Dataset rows
++++++++
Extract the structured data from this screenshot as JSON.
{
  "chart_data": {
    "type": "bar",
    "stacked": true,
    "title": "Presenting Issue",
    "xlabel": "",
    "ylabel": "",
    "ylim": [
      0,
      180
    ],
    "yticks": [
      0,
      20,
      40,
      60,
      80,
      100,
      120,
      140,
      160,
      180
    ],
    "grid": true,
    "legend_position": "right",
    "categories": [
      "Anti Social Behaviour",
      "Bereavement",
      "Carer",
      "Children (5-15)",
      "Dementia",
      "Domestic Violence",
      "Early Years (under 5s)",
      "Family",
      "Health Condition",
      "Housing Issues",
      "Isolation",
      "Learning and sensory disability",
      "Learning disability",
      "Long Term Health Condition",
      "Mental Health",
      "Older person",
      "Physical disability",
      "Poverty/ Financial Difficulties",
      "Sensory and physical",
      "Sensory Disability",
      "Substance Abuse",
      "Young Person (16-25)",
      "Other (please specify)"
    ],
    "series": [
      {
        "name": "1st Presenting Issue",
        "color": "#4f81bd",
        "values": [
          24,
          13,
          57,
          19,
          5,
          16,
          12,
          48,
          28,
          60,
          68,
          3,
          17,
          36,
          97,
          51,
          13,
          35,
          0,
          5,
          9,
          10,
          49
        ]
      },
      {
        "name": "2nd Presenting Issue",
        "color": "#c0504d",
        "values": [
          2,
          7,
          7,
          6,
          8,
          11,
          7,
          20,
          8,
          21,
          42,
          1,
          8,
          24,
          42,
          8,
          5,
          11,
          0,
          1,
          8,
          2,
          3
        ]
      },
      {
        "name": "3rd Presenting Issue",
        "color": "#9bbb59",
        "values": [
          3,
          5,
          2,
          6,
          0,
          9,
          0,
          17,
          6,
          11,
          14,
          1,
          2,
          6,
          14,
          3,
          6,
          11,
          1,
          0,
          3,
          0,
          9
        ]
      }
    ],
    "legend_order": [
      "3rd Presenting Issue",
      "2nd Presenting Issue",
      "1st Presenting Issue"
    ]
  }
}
++++++++
**Your task:** Return all of the above records exactly, leaving no line out.

**Exercise solution:**
Extract the structured data from this screenshot as JSON.
{
  "chart_data": {
    "type": "bar",
    "stacked": true,
    "title": "Presenting Issue",
    "xlabel": "",
    "ylabel": "",
    "ylim": [
      0,
      180
    ],
    "yticks": [
      0,
      20,
      40,
      60,
      80,
      100,
      120,
      140,
      160,
      180
    ],
    "grid": true,
    "legend_position": "right",
    "categories": [
      "Anti Social Behaviour",
      "Bereavement",
      "Carer",
      "Children (5-15)",
      "Dementia",
      "Domestic Violence",
      "Early Years (under 5s)",
      "Family",
      "Health Condition",
      "Housing Issues",
      "Isolation",
      "Learning and sensory disability",
      "Learning disability",
      "Long Term Health Condition",
      "Mental Health",
      "Older person",
      "Physical disability",
      "Poverty/ Financial Difficulties",
      "Sensory and physical",
      "Sensory Disability",
      "Substance Abuse",
      "Young Person (16-25)",
      "Other (please specify)"
    ],
    "series": [
      {
        "name": "1st Presenting Issue",
        "color": "#4f81bd",
        "values": [
          24,
          13,
          57,
          19,
          5,
          16,
          12,
          48,
          28,
          60,
          68,
          3,
          17,
          36,
          97,
          51,
          13,
          35,
          0,
          5,
          9,
          10,
          49
        ]
      },
      {
        "name": "2nd Presenting Issue",
        "color": "#c0504d",
        "values": [
          2,
          7,
          7,
          6,
          8,
          11,
          7,
          20,
          8,
          21,
          42,
          1,
          8,
          24,
          42,
          8,
          5,
          11,
          0,
          1,
          8,
          2,
          3
        ]
      },
      {
        "name": "3rd Presenting Issue",
        "color": "#9bbb59",
        "values": [
          3,
          5,
          2,
          6,
          0,
          9,
          0,
          17,
          6,
          11,
          14,
          1,
          2,
          6,
          14,
          3,
          6,
          11,
          1,
          0,
          3,
          0,
          9
        ]
      }
    ],
    "legend_order": [
      "3rd Presenting Issue",
      "2nd Presenting Issue",
      "1st Presenting Issue"
    ]
  }
}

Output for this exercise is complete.